(Stated exercise) Skip the images. Copy the records exactly as written.

[Items from a figure collection]
============================================================

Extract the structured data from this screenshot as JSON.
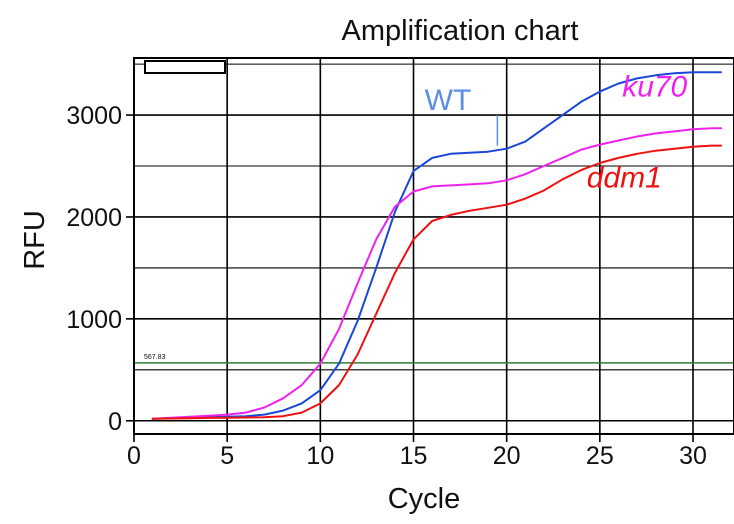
{
  "chart_data": {
    "type": "line",
    "title": "Amplification chart",
    "xlabel": "Cycle",
    "ylabel": "RFU",
    "xlim": [
      0,
      32.2
    ],
    "ylim": [
      -130,
      3560
    ],
    "xticks": [
      "0",
      "5",
      "10",
      "15",
      "20",
      "25",
      "30"
    ],
    "yticks": [
      "0",
      "1000",
      "2000",
      "3000"
    ],
    "threshold": {
      "label": "567.83",
      "value": 567.83,
      "color": "#2e7d32"
    },
    "grid": true,
    "series": [
      {
        "name": "WT",
        "color": "#1a47d8",
        "label_color": "#5b8fe0",
        "x": [
          1,
          2,
          3,
          4,
          5,
          6,
          7,
          8,
          9,
          10,
          11,
          12,
          13,
          14,
          15,
          16,
          17,
          18,
          19,
          20,
          21,
          22,
          23,
          24,
          25,
          26,
          27,
          28,
          29,
          30,
          31,
          31.5
        ],
        "y": [
          20,
          25,
          30,
          35,
          40,
          45,
          60,
          100,
          170,
          300,
          560,
          980,
          1500,
          2050,
          2450,
          2580,
          2620,
          2630,
          2640,
          2670,
          2740,
          2870,
          3000,
          3130,
          3230,
          3310,
          3360,
          3390,
          3410,
          3420,
          3420,
          3420
        ]
      },
      {
        "name": "ku70",
        "color": "#ee22ee",
        "label_color": "#ee22ee",
        "x": [
          1,
          2,
          3,
          4,
          5,
          6,
          7,
          8,
          9,
          10,
          11,
          12,
          13,
          14,
          15,
          16,
          17,
          18,
          19,
          20,
          21,
          22,
          23,
          24,
          25,
          26,
          27,
          28,
          29,
          30,
          31,
          31.5
        ],
        "y": [
          20,
          30,
          40,
          50,
          60,
          80,
          130,
          220,
          350,
          560,
          900,
          1350,
          1780,
          2100,
          2250,
          2300,
          2310,
          2320,
          2330,
          2360,
          2420,
          2500,
          2580,
          2660,
          2710,
          2750,
          2790,
          2820,
          2840,
          2860,
          2870,
          2870
        ]
      },
      {
        "name": "ddm1",
        "color": "#ee1111",
        "label_color": "#ee1111",
        "x": [
          1,
          2,
          3,
          4,
          5,
          6,
          7,
          8,
          9,
          10,
          11,
          12,
          13,
          14,
          15,
          16,
          17,
          18,
          19,
          20,
          21,
          22,
          23,
          24,
          25,
          26,
          27,
          28,
          29,
          30,
          31,
          31.5
        ],
        "y": [
          20,
          22,
          25,
          28,
          30,
          32,
          35,
          45,
          80,
          170,
          350,
          650,
          1050,
          1450,
          1780,
          1960,
          2020,
          2060,
          2090,
          2120,
          2180,
          2260,
          2370,
          2460,
          2530,
          2580,
          2620,
          2650,
          2670,
          2690,
          2700,
          2700
        ]
      }
    ]
  }
}
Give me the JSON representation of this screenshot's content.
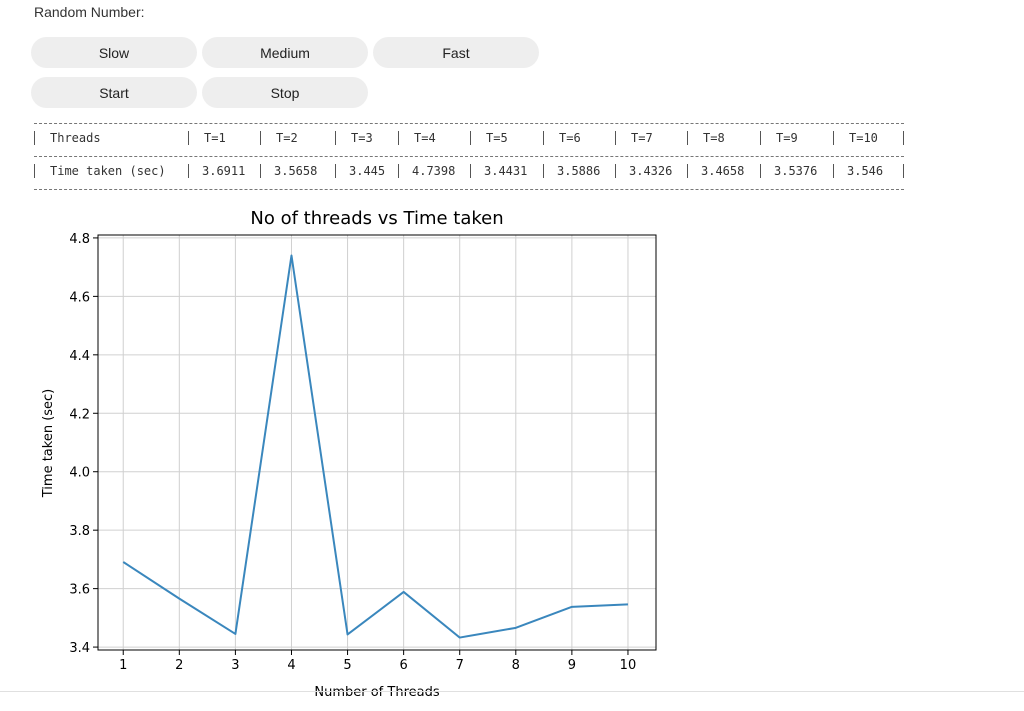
{
  "header": {
    "random_label": "Random Number:"
  },
  "controls": {
    "slow_label": "Slow",
    "medium_label": "Medium",
    "fast_label": "Fast",
    "start_label": "Start",
    "stop_label": "Stop"
  },
  "table": {
    "row_headers": [
      "Threads",
      "Time taken (sec)"
    ],
    "columns": [
      "T=1",
      "T=2",
      "T=3",
      "T=4",
      "T=5",
      "T=6",
      "T=7",
      "T=8",
      "T=9",
      "T=10"
    ],
    "values": [
      "3.6911",
      "3.5658",
      "3.445",
      "4.7398",
      "3.4431",
      "3.5886",
      "3.4326",
      "3.4658",
      "3.5376",
      "3.546"
    ]
  },
  "chart_data": {
    "type": "line",
    "title": "No of threads vs Time taken",
    "xlabel": "Number of Threads",
    "ylabel": "Time taken (sec)",
    "x": [
      1,
      2,
      3,
      4,
      5,
      6,
      7,
      8,
      9,
      10
    ],
    "series": [
      {
        "values": [
          3.6911,
          3.5658,
          3.445,
          4.7398,
          3.4431,
          3.5886,
          3.4326,
          3.4658,
          3.5376,
          3.546
        ],
        "color": "#3a87bd"
      }
    ],
    "xlim": [
      0.55,
      10.5
    ],
    "ylim": [
      3.39,
      4.81
    ],
    "xticks": [
      1,
      2,
      3,
      4,
      5,
      6,
      7,
      8,
      9,
      10
    ],
    "yticks": [
      3.4,
      3.6,
      3.8,
      4.0,
      4.2,
      4.4,
      4.6,
      4.8
    ],
    "ytick_labels": [
      "3.4",
      "3.6",
      "3.8",
      "4.0",
      "4.2",
      "4.4",
      "4.6",
      "4.8"
    ],
    "grid": true
  }
}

============================================================

(Final answer)
Extract the structured data from this screenshot as JSON.
{
  "chart_data": {
    "type": "line",
    "title": "Amplification chart",
    "xlabel": "Cycle",
    "ylabel": "RFU",
    "xlim": [
      0,
      32.2
    ],
    "ylim": [
      -130,
      3560
    ],
    "xticks": [
      "0",
      "5",
      "10",
      "15",
      "20",
      "25",
      "30"
    ],
    "yticks": [
      "0",
      "1000",
      "2000",
      "3000"
    ],
    "threshold": {
      "label": "567.83",
      "value": 567.83,
      "color": "#2e7d32"
    },
    "grid": true,
    "series": [
      {
        "name": "WT",
        "color": "#1a47d8",
        "label_color": "#5b8fe0",
        "x": [
          1,
          2,
          3,
          4,
          5,
          6,
          7,
          8,
          9,
          10,
          11,
          12,
          13,
          14,
          15,
          16,
          17,
          18,
          19,
          20,
          21,
          22,
          23,
          24,
          25,
          26,
          27,
          28,
          29,
          30,
          31,
          31.5
        ],
        "y": [
          20,
          25,
          30,
          35,
          40,
          45,
          60,
          100,
          170,
          300,
          560,
          980,
          1500,
          2050,
          2450,
          2580,
          2620,
          2630,
          2640,
          2670,
          2740,
          2870,
          3000,
          3130,
          3230,
          3310,
          3360,
          3390,
          3410,
          3420,
          3420,
          3420
        ]
      },
      {
        "name": "ku70",
        "color": "#ee22ee",
        "label_color": "#ee22ee",
        "x": [
          1,
          2,
          3,
          4,
          5,
          6,
          7,
          8,
          9,
          10,
          11,
          12,
          13,
          14,
          15,
          16,
          17,
          18,
          19,
          20,
          21,
          22,
          23,
          24,
          25,
          26,
          27,
          28,
          29,
          30,
          31,
          31.5
        ],
        "y": [
          20,
          30,
          40,
          50,
          60,
          80,
          130,
          220,
          350,
          560,
          900,
          1350,
          1780,
          2100,
          2250,
          2300,
          2310,
          2320,
          2330,
          2360,
          2420,
          2500,
          2580,
          2660,
          2710,
          2750,
          2790,
          2820,
          2840,
          2860,
          2870,
          2870
        ]
      },
      {
        "name": "ddm1",
        "color": "#ee1111",
        "label_color": "#ee1111",
        "x": [
          1,
          2,
          3,
          4,
          5,
          6,
          7,
          8,
          9,
          10,
          11,
          12,
          13,
          14,
          15,
          16,
          17,
          18,
          19,
          20,
          21,
          22,
          23,
          24,
          25,
          26,
          27,
          28,
          29,
          30,
          31,
          31.5
        ],
        "y": [
          20,
          22,
          25,
          28,
          30,
          32,
          35,
          45,
          80,
          170,
          350,
          650,
          1050,
          1450,
          1780,
          1960,
          2020,
          2060,
          2090,
          2120,
          2180,
          2260,
          2370,
          2460,
          2530,
          2580,
          2620,
          2650,
          2670,
          2690,
          2700,
          2700
        ]
      }
    ]
  }
}
Give me the JSON representation of this screenshot's content.
{
  "header": {
    "random_label": "Random Number:"
  },
  "controls": {
    "slow_label": "Slow",
    "medium_label": "Medium",
    "fast_label": "Fast",
    "start_label": "Start",
    "stop_label": "Stop"
  },
  "table": {
    "row_headers": [
      "Threads",
      "Time taken (sec)"
    ],
    "columns": [
      "T=1",
      "T=2",
      "T=3",
      "T=4",
      "T=5",
      "T=6",
      "T=7",
      "T=8",
      "T=9",
      "T=10"
    ],
    "values": [
      "3.6911",
      "3.5658",
      "3.445",
      "4.7398",
      "3.4431",
      "3.5886",
      "3.4326",
      "3.4658",
      "3.5376",
      "3.546"
    ]
  },
  "chart_data": {
    "type": "line",
    "title": "No of threads vs Time taken",
    "xlabel": "Number of Threads",
    "ylabel": "Time taken (sec)",
    "x": [
      1,
      2,
      3,
      4,
      5,
      6,
      7,
      8,
      9,
      10
    ],
    "series": [
      {
        "values": [
          3.6911,
          3.5658,
          3.445,
          4.7398,
          3.4431,
          3.5886,
          3.4326,
          3.4658,
          3.5376,
          3.546
        ],
        "color": "#3a87bd"
      }
    ],
    "xlim": [
      0.55,
      10.5
    ],
    "ylim": [
      3.39,
      4.81
    ],
    "xticks": [
      1,
      2,
      3,
      4,
      5,
      6,
      7,
      8,
      9,
      10
    ],
    "yticks": [
      3.4,
      3.6,
      3.8,
      4.0,
      4.2,
      4.4,
      4.6,
      4.8
    ],
    "ytick_labels": [
      "3.4",
      "3.6",
      "3.8",
      "4.0",
      "4.2",
      "4.4",
      "4.6",
      "4.8"
    ],
    "grid": true
  }
}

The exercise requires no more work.